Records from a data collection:
=-=-=

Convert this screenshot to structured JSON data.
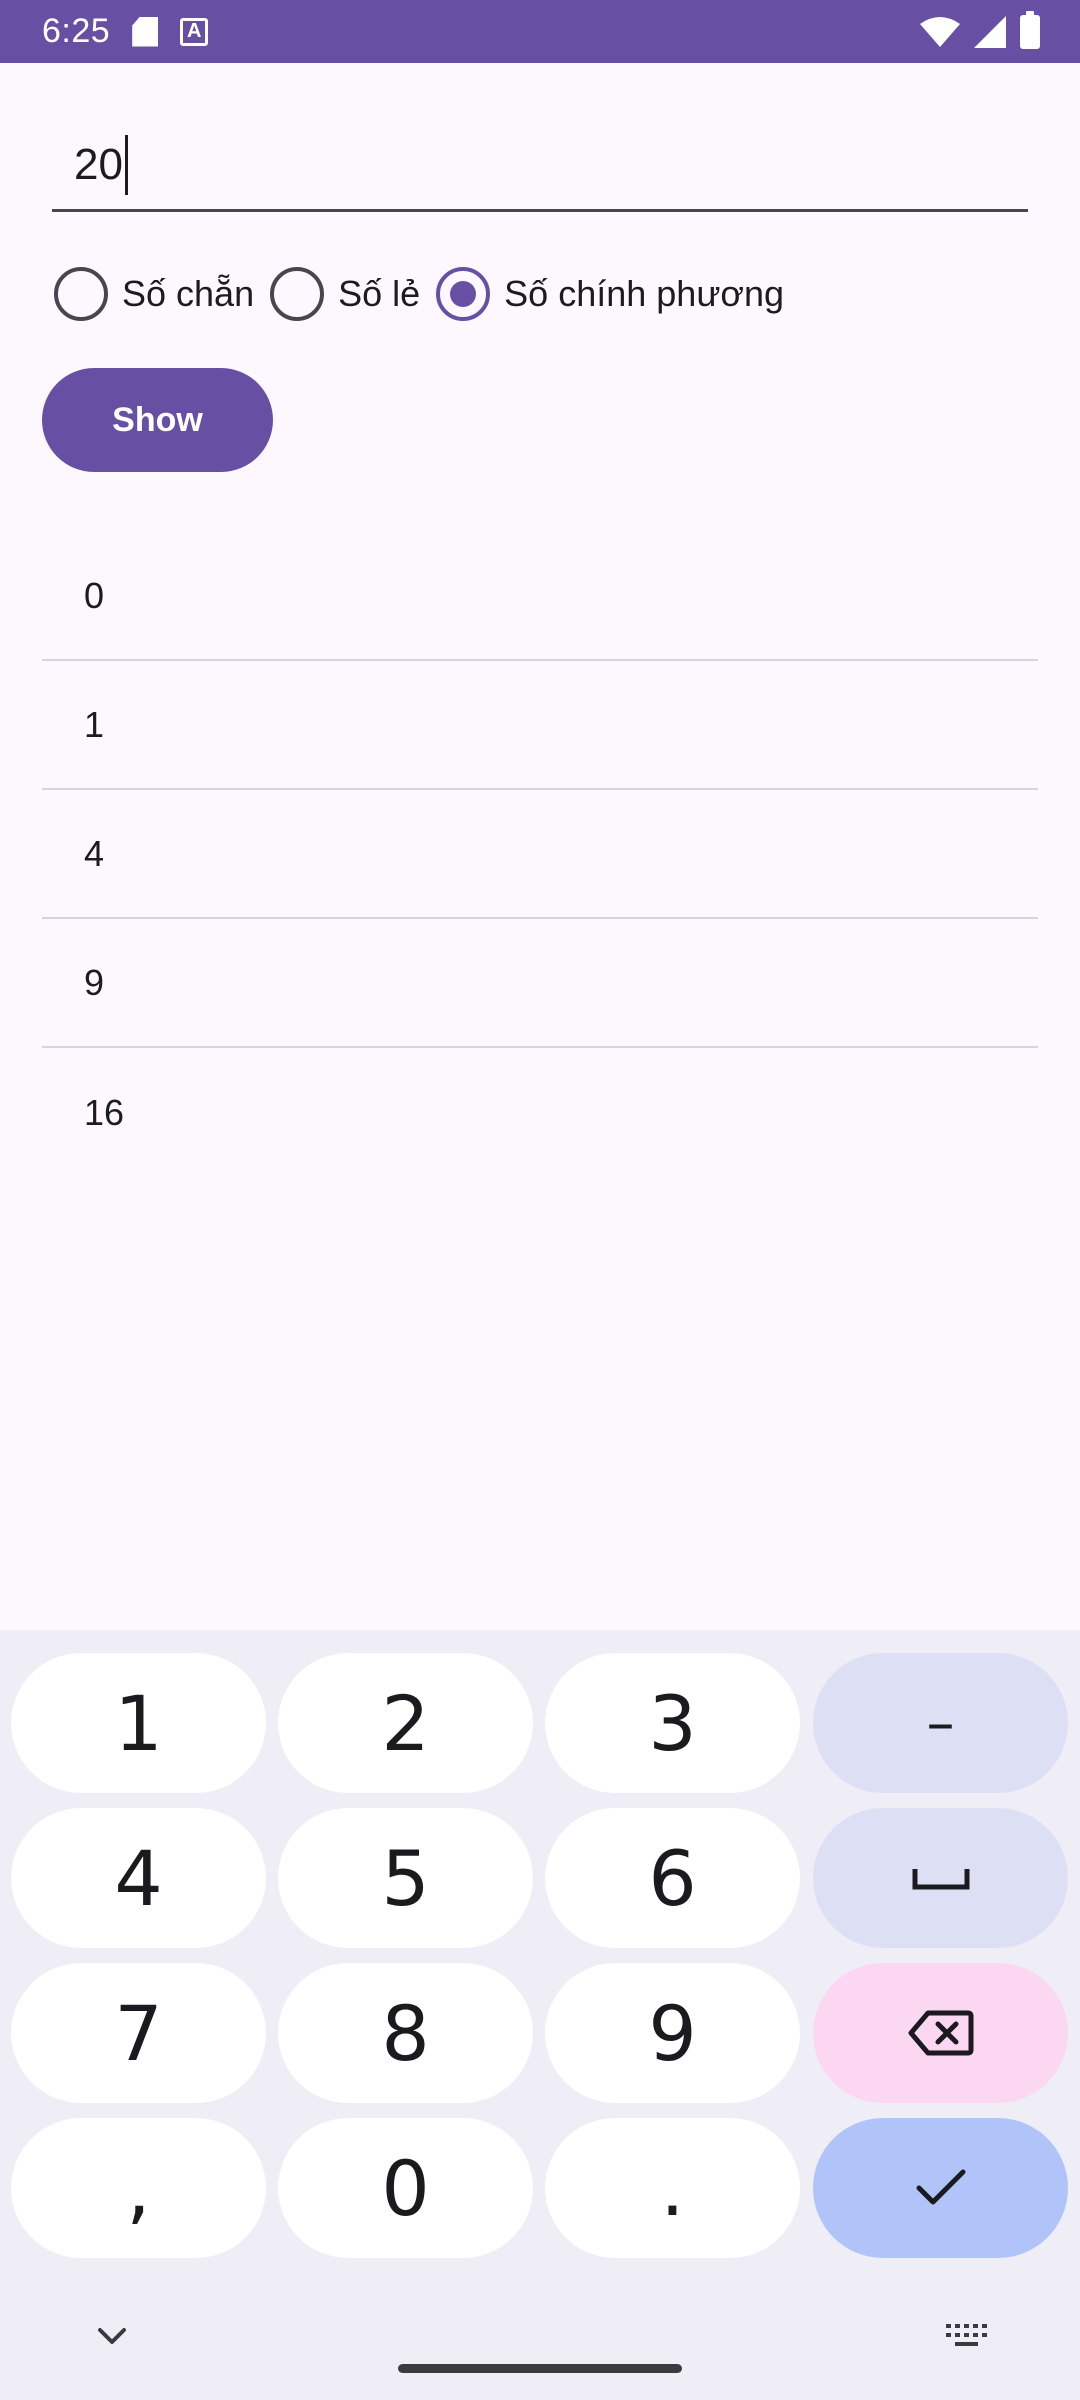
{
  "status_bar": {
    "time": "6:25",
    "icons": [
      "sd-card-icon",
      "text-a-icon",
      "wifi-icon",
      "cellular-signal-icon",
      "battery-icon"
    ],
    "background": "#6750A4"
  },
  "input": {
    "value": "20"
  },
  "radio_group": {
    "options": [
      {
        "label": "Số chẵn",
        "checked": false
      },
      {
        "label": "Số lẻ",
        "checked": false
      },
      {
        "label": "Số chính phương",
        "checked": true
      }
    ]
  },
  "button": {
    "label": "Show",
    "color": "#6750A4"
  },
  "results": [
    "0",
    "1",
    "4",
    "9",
    "16"
  ],
  "keyboard": {
    "rows": [
      [
        "1",
        "2",
        "3",
        "–"
      ],
      [
        "4",
        "5",
        "6",
        "space"
      ],
      [
        "7",
        "8",
        "9",
        "backspace"
      ],
      [
        ",",
        "0",
        ".",
        "enter"
      ]
    ],
    "keys": {
      "k1": "1",
      "k2": "2",
      "k3": "3",
      "minus": "–",
      "k4": "4",
      "k5": "5",
      "k6": "6",
      "k7": "7",
      "k8": "8",
      "k9": "9",
      "comma": ",",
      "k0": "0",
      "period": "."
    }
  }
}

=-=-=

TASK DETAILS:
Make an exact copy of the records shown above, without the pictures.

THE REPLY:
Convert this screenshot to structured JSON data.
{
  "status_bar": {
    "time": "6:25",
    "icons": [
      "sd-card-icon",
      "text-a-icon",
      "wifi-icon",
      "cellular-signal-icon",
      "battery-icon"
    ],
    "background": "#6750A4"
  },
  "input": {
    "value": "20"
  },
  "radio_group": {
    "options": [
      {
        "label": "Số chẵn",
        "checked": false
      },
      {
        "label": "Số lẻ",
        "checked": false
      },
      {
        "label": "Số chính phương",
        "checked": true
      }
    ]
  },
  "button": {
    "label": "Show",
    "color": "#6750A4"
  },
  "results": [
    "0",
    "1",
    "4",
    "9",
    "16"
  ],
  "keyboard": {
    "rows": [
      [
        "1",
        "2",
        "3",
        "–"
      ],
      [
        "4",
        "5",
        "6",
        "space"
      ],
      [
        "7",
        "8",
        "9",
        "backspace"
      ],
      [
        ",",
        "0",
        ".",
        "enter"
      ]
    ],
    "keys": {
      "k1": "1",
      "k2": "2",
      "k3": "3",
      "minus": "–",
      "k4": "4",
      "k5": "5",
      "k6": "6",
      "k7": "7",
      "k8": "8",
      "k9": "9",
      "comma": ",",
      "k0": "0",
      "period": "."
    }
  }
}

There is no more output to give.